Bounding box annotations
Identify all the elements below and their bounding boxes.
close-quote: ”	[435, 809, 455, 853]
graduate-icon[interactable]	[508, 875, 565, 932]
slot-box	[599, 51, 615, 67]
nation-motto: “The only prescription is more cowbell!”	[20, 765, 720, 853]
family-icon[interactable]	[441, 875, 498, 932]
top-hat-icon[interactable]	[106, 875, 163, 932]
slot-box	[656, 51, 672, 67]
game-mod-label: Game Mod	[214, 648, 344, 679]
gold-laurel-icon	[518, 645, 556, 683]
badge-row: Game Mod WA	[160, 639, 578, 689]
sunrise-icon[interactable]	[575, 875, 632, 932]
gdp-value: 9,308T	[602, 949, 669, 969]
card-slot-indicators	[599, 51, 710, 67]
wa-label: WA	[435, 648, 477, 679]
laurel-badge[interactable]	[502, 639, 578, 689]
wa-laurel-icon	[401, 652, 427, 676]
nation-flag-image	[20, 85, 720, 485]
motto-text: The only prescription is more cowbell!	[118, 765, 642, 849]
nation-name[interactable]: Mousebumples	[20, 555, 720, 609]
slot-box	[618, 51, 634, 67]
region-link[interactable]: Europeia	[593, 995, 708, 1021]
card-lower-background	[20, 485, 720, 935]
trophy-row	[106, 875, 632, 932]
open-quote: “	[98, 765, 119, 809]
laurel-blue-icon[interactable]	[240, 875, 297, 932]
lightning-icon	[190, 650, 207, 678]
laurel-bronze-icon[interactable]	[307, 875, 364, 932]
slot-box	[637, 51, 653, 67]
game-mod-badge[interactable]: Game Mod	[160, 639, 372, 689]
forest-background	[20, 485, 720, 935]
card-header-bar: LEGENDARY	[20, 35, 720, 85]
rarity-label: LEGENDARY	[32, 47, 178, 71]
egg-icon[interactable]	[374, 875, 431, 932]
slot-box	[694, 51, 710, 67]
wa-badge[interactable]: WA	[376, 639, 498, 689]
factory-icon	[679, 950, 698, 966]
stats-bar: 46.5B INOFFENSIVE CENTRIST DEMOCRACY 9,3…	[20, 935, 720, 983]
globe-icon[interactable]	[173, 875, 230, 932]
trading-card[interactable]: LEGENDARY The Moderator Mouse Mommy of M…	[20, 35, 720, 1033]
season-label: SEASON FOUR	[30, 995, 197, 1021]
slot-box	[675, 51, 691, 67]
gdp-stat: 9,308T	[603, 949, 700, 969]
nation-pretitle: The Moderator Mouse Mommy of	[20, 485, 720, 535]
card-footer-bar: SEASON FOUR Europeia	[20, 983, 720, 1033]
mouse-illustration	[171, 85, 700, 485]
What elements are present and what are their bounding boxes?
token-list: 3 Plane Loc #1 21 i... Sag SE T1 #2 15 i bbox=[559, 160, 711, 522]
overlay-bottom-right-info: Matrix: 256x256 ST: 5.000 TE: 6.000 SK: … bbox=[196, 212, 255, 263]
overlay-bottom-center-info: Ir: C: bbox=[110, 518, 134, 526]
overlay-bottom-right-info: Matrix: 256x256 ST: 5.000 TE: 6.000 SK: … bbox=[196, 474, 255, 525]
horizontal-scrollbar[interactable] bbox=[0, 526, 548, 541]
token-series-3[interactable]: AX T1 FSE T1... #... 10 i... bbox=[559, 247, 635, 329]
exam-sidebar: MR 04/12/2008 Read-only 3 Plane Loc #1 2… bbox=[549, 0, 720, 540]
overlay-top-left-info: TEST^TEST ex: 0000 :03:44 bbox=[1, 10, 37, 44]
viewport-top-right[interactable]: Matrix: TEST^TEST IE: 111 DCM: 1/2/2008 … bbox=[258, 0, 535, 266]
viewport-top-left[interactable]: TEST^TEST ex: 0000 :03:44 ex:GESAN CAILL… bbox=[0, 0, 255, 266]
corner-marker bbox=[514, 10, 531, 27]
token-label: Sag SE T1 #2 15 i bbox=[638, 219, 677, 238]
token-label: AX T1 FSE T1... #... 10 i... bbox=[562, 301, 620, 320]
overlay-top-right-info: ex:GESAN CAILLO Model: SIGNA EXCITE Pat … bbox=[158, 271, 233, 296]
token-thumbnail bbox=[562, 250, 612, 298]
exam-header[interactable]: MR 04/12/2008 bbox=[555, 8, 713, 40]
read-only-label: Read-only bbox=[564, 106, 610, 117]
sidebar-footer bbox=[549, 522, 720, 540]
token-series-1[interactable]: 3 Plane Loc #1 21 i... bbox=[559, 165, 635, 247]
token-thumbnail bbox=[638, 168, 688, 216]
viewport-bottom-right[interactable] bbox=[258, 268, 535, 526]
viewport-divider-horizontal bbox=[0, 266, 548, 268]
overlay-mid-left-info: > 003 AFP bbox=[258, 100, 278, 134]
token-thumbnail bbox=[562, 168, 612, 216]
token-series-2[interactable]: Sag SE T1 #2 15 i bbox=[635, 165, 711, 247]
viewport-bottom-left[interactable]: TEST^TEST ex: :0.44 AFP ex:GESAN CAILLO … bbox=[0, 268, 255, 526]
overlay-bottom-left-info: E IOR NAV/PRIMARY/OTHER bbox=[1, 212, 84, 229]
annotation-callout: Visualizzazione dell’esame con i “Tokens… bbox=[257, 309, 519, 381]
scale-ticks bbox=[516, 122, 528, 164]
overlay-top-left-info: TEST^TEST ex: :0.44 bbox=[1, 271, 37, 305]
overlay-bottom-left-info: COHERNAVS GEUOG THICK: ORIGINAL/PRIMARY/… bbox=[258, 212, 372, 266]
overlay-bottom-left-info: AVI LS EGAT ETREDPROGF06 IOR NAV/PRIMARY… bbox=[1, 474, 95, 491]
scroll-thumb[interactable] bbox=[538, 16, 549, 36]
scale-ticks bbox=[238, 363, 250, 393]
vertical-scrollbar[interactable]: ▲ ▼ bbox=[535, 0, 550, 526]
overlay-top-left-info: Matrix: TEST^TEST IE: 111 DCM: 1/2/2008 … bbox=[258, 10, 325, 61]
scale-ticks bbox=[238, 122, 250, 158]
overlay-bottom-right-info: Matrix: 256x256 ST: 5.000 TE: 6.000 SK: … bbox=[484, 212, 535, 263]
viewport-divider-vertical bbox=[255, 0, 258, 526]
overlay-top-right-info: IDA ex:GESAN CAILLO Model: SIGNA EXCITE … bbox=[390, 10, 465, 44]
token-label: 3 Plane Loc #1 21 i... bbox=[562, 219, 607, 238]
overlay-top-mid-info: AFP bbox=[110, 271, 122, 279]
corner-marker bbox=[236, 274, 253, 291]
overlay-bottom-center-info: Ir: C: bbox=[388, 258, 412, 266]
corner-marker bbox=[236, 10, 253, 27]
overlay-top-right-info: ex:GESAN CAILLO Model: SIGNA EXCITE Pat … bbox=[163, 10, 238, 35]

WHAT TO DO |
Reproduce every line of the entries above without any change.

OUTPUT FOR THIS TASK |
Identify all the elements below and their bounding boxes.
close-quote: ”	[435, 809, 455, 853]
graduate-icon[interactable]	[508, 875, 565, 932]
slot-box	[599, 51, 615, 67]
nation-motto: “The only prescription is more cowbell!”	[20, 765, 720, 853]
family-icon[interactable]	[441, 875, 498, 932]
top-hat-icon[interactable]	[106, 875, 163, 932]
slot-box	[656, 51, 672, 67]
game-mod-label: Game Mod	[214, 648, 344, 679]
gold-laurel-icon	[518, 645, 556, 683]
badge-row: Game Mod WA	[160, 639, 578, 689]
sunrise-icon[interactable]	[575, 875, 632, 932]
gdp-value: 9,308T	[602, 949, 669, 969]
card-slot-indicators	[599, 51, 710, 67]
wa-label: WA	[435, 648, 477, 679]
laurel-badge[interactable]	[502, 639, 578, 689]
wa-laurel-icon	[401, 652, 427, 676]
nation-flag-image	[20, 85, 720, 485]
motto-text: The only prescription is more cowbell!	[118, 765, 642, 849]
nation-name[interactable]: Mousebumples	[20, 555, 720, 609]
slot-box	[618, 51, 634, 67]
region-link[interactable]: Europeia	[593, 995, 708, 1021]
card-lower-background	[20, 485, 720, 935]
trophy-row	[106, 875, 632, 932]
open-quote: “	[98, 765, 119, 809]
laurel-blue-icon[interactable]	[240, 875, 297, 932]
lightning-icon	[190, 650, 207, 678]
laurel-bronze-icon[interactable]	[307, 875, 364, 932]
slot-box	[637, 51, 653, 67]
game-mod-badge[interactable]: Game Mod	[160, 639, 372, 689]
forest-background	[20, 485, 720, 935]
card-header-bar: LEGENDARY	[20, 35, 720, 85]
rarity-label: LEGENDARY	[32, 47, 178, 71]
egg-icon[interactable]	[374, 875, 431, 932]
slot-box	[694, 51, 710, 67]
wa-badge[interactable]: WA	[376, 639, 498, 689]
factory-icon	[679, 950, 698, 966]
stats-bar: 46.5B INOFFENSIVE CENTRIST DEMOCRACY 9,3…	[20, 935, 720, 983]
globe-icon[interactable]	[173, 875, 230, 932]
trading-card[interactable]: LEGENDARY The Moderator Mouse Mommy of M…	[20, 35, 720, 1033]
season-label: SEASON FOUR	[30, 995, 197, 1021]
slot-box	[675, 51, 691, 67]
gdp-stat: 9,308T	[603, 949, 700, 969]
nation-pretitle: The Moderator Mouse Mommy of	[20, 485, 720, 535]
card-footer-bar: SEASON FOUR Europeia	[20, 983, 720, 1033]
mouse-illustration	[171, 85, 700, 485]
What elements are present and what are their bounding boxes?
token-list: 3 Plane Loc #1 21 i... Sag SE T1 #2 15 i bbox=[559, 160, 711, 522]
overlay-bottom-right-info: Matrix: 256x256 ST: 5.000 TE: 6.000 SK: … bbox=[196, 212, 255, 263]
overlay-bottom-center-info: Ir: C: bbox=[110, 518, 134, 526]
overlay-bottom-right-info: Matrix: 256x256 ST: 5.000 TE: 6.000 SK: … bbox=[196, 474, 255, 525]
horizontal-scrollbar[interactable] bbox=[0, 526, 548, 541]
token-series-3[interactable]: AX T1 FSE T1... #... 10 i... bbox=[559, 247, 635, 329]
exam-sidebar: MR 04/12/2008 Read-only 3 Plane Loc #1 2… bbox=[549, 0, 720, 540]
overlay-top-left-info: TEST^TEST ex: 0000 :03:44 bbox=[1, 10, 37, 44]
viewport-top-right[interactable]: Matrix: TEST^TEST IE: 111 DCM: 1/2/2008 … bbox=[258, 0, 535, 266]
viewport-top-left[interactable]: TEST^TEST ex: 0000 :03:44 ex:GESAN CAILL… bbox=[0, 0, 255, 266]
corner-marker bbox=[514, 10, 531, 27]
token-label: Sag SE T1 #2 15 i bbox=[638, 219, 677, 238]
token-label: AX T1 FSE T1... #... 10 i... bbox=[562, 301, 620, 320]
overlay-top-right-info: ex:GESAN CAILLO Model: SIGNA EXCITE Pat … bbox=[158, 271, 233, 296]
token-thumbnail bbox=[562, 250, 612, 298]
exam-header[interactable]: MR 04/12/2008 bbox=[555, 8, 713, 40]
read-only-label: Read-only bbox=[564, 106, 610, 117]
sidebar-footer bbox=[549, 522, 720, 540]
token-series-1[interactable]: 3 Plane Loc #1 21 i... bbox=[559, 165, 635, 247]
token-thumbnail bbox=[638, 168, 688, 216]
viewport-bottom-right[interactable] bbox=[258, 268, 535, 526]
viewport-divider-horizontal bbox=[0, 266, 548, 268]
overlay-mid-left-info: > 003 AFP bbox=[258, 100, 278, 134]
token-thumbnail bbox=[562, 168, 612, 216]
token-series-2[interactable]: Sag SE T1 #2 15 i bbox=[635, 165, 711, 247]
viewport-bottom-left[interactable]: TEST^TEST ex: :0.44 AFP ex:GESAN CAILLO … bbox=[0, 268, 255, 526]
overlay-bottom-left-info: E IOR NAV/PRIMARY/OTHER bbox=[1, 212, 84, 229]
annotation-callout: Visualizzazione dell’esame con i “Tokens… bbox=[257, 309, 519, 381]
scale-ticks bbox=[516, 122, 528, 164]
overlay-top-left-info: TEST^TEST ex: :0.44 bbox=[1, 271, 37, 305]
overlay-bottom-left-info: COHERNAVS GEUOG THICK: ORIGINAL/PRIMARY/… bbox=[258, 212, 372, 266]
overlay-bottom-left-info: AVI LS EGAT ETREDPROGF06 IOR NAV/PRIMARY… bbox=[1, 474, 95, 491]
scroll-thumb[interactable] bbox=[538, 16, 549, 36]
scale-ticks bbox=[238, 363, 250, 393]
vertical-scrollbar[interactable]: ▲ ▼ bbox=[535, 0, 550, 526]
overlay-top-left-info: Matrix: TEST^TEST IE: 111 DCM: 1/2/2008 … bbox=[258, 10, 325, 61]
scale-ticks bbox=[238, 122, 250, 158]
overlay-bottom-right-info: Matrix: 256x256 ST: 5.000 TE: 6.000 SK: … bbox=[484, 212, 535, 263]
viewport-divider-vertical bbox=[255, 0, 258, 526]
overlay-top-right-info: IDA ex:GESAN CAILLO Model: SIGNA EXCITE … bbox=[390, 10, 465, 44]
token-label: 3 Plane Loc #1 21 i... bbox=[562, 219, 607, 238]
overlay-top-mid-info: AFP bbox=[110, 271, 122, 279]
corner-marker bbox=[236, 274, 253, 291]
overlay-bottom-center-info: Ir: C: bbox=[388, 258, 412, 266]
corner-marker bbox=[236, 10, 253, 27]
overlay-top-right-info: ex:GESAN CAILLO Model: SIGNA EXCITE Pat … bbox=[163, 10, 238, 35]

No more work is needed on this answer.